[Stored items]
-=-=-

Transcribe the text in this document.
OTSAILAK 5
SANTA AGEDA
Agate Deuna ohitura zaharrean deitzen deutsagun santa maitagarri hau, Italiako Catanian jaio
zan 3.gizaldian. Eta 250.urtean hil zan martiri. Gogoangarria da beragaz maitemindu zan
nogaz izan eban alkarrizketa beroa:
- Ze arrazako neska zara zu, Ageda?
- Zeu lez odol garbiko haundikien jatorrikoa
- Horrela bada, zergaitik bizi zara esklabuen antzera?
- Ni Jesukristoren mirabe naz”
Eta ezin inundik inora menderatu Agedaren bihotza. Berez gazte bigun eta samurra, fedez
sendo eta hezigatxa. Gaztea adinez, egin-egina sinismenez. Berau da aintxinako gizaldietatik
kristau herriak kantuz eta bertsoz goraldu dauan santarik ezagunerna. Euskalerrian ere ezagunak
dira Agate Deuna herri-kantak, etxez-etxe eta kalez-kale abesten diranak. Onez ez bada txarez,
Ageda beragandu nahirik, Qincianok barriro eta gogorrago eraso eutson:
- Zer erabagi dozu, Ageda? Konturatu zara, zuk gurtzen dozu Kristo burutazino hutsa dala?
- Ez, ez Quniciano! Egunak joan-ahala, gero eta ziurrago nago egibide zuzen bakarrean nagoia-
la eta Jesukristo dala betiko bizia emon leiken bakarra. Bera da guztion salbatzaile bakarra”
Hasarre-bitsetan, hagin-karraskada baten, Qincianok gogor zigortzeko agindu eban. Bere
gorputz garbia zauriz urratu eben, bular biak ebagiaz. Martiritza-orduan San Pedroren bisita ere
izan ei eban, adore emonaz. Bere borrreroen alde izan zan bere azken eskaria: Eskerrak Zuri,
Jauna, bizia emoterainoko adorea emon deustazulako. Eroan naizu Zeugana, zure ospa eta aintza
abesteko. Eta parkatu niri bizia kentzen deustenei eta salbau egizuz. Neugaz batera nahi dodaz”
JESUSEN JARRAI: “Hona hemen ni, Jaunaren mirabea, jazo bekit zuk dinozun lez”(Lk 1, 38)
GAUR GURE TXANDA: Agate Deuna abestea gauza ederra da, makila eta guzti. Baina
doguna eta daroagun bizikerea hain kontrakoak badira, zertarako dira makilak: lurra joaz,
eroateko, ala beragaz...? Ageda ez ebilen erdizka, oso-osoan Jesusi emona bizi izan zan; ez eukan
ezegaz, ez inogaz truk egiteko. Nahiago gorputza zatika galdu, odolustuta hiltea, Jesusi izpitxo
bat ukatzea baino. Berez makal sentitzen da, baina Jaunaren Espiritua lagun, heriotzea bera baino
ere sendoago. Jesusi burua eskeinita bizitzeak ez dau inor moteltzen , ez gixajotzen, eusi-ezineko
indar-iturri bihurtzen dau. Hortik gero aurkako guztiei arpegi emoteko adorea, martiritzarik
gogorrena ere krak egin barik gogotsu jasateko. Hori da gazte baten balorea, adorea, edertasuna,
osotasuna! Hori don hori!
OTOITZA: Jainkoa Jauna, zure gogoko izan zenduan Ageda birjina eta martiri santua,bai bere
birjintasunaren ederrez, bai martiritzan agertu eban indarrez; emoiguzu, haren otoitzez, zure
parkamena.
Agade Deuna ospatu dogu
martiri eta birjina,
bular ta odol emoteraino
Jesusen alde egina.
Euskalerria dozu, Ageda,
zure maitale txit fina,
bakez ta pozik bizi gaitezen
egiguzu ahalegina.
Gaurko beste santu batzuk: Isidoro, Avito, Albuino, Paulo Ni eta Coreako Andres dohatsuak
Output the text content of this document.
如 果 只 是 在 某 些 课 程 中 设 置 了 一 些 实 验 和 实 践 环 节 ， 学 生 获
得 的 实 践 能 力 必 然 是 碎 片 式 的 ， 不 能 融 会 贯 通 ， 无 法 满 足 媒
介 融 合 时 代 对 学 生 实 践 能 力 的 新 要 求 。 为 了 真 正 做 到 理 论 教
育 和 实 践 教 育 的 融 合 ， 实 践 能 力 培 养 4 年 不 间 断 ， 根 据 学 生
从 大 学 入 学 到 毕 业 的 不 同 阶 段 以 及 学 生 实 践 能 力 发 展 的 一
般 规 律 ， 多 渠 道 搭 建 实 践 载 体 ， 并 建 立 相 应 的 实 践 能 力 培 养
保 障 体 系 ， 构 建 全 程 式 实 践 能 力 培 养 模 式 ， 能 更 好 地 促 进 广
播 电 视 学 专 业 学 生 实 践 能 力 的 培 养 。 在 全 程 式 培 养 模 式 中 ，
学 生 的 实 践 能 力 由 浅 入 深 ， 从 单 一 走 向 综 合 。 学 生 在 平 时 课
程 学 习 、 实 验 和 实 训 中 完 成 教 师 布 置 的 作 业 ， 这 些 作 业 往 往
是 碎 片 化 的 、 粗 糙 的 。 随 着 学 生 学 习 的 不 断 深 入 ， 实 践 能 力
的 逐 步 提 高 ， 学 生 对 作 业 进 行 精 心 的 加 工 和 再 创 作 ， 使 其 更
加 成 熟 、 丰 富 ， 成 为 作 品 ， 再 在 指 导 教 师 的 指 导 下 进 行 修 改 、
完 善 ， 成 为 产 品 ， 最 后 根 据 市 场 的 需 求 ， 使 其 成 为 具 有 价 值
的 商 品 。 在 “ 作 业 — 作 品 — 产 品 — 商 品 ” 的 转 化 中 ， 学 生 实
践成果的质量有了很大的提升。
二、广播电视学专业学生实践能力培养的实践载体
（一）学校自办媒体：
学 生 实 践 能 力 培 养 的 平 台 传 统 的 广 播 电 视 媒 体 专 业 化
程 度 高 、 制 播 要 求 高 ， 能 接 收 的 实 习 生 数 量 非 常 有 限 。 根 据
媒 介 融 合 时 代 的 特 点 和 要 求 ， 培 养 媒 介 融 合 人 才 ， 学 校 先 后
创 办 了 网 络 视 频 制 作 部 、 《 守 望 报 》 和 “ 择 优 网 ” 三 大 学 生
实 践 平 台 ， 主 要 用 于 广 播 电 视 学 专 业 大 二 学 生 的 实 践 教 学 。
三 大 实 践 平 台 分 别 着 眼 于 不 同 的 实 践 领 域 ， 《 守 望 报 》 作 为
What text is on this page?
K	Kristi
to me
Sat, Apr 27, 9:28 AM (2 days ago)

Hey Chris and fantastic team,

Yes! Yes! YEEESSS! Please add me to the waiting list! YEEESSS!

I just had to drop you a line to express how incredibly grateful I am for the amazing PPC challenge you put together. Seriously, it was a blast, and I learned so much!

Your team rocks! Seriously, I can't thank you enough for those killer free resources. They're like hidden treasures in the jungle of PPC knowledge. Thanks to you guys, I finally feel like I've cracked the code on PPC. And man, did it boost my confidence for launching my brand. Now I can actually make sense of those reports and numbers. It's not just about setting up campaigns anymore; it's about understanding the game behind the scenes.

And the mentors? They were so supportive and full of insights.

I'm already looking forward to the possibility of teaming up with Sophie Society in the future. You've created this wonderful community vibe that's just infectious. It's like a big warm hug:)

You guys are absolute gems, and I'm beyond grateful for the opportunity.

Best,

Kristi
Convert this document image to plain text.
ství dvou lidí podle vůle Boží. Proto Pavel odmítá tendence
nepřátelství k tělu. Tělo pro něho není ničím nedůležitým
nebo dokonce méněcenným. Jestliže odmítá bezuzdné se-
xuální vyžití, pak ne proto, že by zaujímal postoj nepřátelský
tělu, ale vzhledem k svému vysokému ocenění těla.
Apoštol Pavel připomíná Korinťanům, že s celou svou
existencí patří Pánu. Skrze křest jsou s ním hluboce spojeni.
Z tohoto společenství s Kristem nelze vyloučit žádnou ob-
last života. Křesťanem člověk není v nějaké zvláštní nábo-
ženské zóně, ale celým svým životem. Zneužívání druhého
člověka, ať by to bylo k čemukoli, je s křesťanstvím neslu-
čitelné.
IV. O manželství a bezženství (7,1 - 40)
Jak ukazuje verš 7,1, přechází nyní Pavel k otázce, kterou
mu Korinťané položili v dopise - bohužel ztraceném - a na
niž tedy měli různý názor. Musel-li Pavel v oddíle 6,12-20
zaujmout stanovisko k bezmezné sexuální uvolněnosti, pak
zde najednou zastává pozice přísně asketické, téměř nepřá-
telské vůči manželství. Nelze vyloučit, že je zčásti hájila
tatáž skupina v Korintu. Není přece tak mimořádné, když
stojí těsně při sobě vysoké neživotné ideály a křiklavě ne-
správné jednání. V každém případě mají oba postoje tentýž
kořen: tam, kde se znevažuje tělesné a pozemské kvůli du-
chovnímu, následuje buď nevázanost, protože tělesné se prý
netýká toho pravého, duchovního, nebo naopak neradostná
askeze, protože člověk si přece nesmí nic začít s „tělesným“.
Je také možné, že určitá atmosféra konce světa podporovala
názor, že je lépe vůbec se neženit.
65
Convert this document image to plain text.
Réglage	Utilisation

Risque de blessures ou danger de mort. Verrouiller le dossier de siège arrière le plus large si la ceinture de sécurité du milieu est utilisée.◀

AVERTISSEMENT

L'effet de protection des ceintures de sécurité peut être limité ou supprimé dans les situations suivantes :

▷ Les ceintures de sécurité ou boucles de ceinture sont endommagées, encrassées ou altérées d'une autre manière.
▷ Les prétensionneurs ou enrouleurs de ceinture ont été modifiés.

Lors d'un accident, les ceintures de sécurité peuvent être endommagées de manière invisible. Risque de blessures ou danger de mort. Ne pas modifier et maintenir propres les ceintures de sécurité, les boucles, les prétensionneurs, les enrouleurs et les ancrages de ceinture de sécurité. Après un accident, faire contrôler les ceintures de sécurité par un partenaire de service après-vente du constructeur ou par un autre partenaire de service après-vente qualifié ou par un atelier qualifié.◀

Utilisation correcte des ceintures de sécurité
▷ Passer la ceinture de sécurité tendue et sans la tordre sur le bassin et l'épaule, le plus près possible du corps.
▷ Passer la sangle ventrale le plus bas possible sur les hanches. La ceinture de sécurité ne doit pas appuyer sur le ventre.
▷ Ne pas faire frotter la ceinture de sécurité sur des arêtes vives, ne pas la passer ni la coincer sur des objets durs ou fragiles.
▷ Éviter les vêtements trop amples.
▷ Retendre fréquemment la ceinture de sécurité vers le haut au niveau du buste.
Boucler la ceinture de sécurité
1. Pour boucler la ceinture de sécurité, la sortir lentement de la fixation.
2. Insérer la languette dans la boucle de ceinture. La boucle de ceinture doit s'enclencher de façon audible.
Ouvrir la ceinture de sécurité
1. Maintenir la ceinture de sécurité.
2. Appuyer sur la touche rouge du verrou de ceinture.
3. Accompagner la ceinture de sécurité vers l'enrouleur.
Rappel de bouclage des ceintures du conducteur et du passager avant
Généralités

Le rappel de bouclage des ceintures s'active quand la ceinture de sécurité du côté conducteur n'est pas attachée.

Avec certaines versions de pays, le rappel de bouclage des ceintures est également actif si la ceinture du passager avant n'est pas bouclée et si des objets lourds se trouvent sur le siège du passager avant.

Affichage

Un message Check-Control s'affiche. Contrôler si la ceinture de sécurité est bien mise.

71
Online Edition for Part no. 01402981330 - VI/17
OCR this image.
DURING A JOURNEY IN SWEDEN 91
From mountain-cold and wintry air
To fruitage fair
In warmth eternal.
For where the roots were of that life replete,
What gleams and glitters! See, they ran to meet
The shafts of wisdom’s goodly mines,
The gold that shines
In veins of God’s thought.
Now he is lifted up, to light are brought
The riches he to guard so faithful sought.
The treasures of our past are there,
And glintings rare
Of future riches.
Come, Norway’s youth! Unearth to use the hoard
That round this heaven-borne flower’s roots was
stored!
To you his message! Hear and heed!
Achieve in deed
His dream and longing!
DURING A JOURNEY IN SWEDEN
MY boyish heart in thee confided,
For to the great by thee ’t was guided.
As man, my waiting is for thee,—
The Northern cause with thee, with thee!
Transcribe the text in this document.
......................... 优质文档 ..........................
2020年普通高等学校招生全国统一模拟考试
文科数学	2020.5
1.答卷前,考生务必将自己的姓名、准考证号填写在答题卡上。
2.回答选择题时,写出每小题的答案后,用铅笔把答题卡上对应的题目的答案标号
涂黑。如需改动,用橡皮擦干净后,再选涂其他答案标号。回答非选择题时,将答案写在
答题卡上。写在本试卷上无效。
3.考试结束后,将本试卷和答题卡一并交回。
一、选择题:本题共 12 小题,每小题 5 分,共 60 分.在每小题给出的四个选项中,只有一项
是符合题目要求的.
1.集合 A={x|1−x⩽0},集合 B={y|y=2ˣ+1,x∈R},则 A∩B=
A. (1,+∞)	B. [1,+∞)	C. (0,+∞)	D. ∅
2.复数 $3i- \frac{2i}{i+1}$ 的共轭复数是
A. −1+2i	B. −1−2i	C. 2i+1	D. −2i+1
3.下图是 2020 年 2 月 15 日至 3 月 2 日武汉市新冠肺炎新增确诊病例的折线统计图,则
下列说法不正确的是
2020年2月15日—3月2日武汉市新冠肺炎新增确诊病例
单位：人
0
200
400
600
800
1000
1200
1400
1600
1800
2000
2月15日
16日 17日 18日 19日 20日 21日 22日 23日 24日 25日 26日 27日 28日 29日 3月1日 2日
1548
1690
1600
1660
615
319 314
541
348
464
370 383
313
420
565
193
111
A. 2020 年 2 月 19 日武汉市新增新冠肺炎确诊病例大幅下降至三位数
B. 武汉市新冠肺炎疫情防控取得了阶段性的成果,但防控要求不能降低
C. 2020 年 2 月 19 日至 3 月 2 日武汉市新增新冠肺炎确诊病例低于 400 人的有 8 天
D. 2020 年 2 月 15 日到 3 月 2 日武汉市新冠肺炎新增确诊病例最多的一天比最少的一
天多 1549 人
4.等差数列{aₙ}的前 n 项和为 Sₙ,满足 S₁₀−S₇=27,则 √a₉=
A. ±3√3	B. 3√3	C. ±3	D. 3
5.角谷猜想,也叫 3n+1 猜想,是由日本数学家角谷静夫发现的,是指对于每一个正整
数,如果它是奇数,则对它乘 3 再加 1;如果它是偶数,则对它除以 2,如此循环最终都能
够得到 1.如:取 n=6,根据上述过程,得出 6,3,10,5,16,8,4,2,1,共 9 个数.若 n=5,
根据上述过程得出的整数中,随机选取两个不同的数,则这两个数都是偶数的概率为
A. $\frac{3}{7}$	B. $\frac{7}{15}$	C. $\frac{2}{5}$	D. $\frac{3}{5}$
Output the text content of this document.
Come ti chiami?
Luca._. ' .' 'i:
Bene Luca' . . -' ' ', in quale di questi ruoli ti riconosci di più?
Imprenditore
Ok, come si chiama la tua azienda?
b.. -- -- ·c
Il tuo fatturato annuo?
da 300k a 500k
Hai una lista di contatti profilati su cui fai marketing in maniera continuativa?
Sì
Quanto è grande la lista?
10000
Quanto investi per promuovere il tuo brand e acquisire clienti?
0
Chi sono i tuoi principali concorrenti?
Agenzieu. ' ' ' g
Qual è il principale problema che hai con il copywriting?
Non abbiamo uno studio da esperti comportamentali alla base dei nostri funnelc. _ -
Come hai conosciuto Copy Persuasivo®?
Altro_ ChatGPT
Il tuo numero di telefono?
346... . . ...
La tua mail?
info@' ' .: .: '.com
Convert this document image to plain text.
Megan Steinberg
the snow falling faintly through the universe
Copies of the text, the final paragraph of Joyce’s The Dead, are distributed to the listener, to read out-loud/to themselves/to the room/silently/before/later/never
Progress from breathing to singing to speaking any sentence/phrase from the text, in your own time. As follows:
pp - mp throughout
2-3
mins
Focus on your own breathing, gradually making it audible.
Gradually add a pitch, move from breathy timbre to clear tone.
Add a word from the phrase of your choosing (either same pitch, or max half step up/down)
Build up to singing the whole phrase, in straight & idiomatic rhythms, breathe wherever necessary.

-=-=-

Copy each line above where the string "odmítá" occurs.

ství dvou lidí podle vůle Boží. Proto Pavel odmítá tendence
nebo dokonce méněcenným. Jestliže odmítá bezuzdné se-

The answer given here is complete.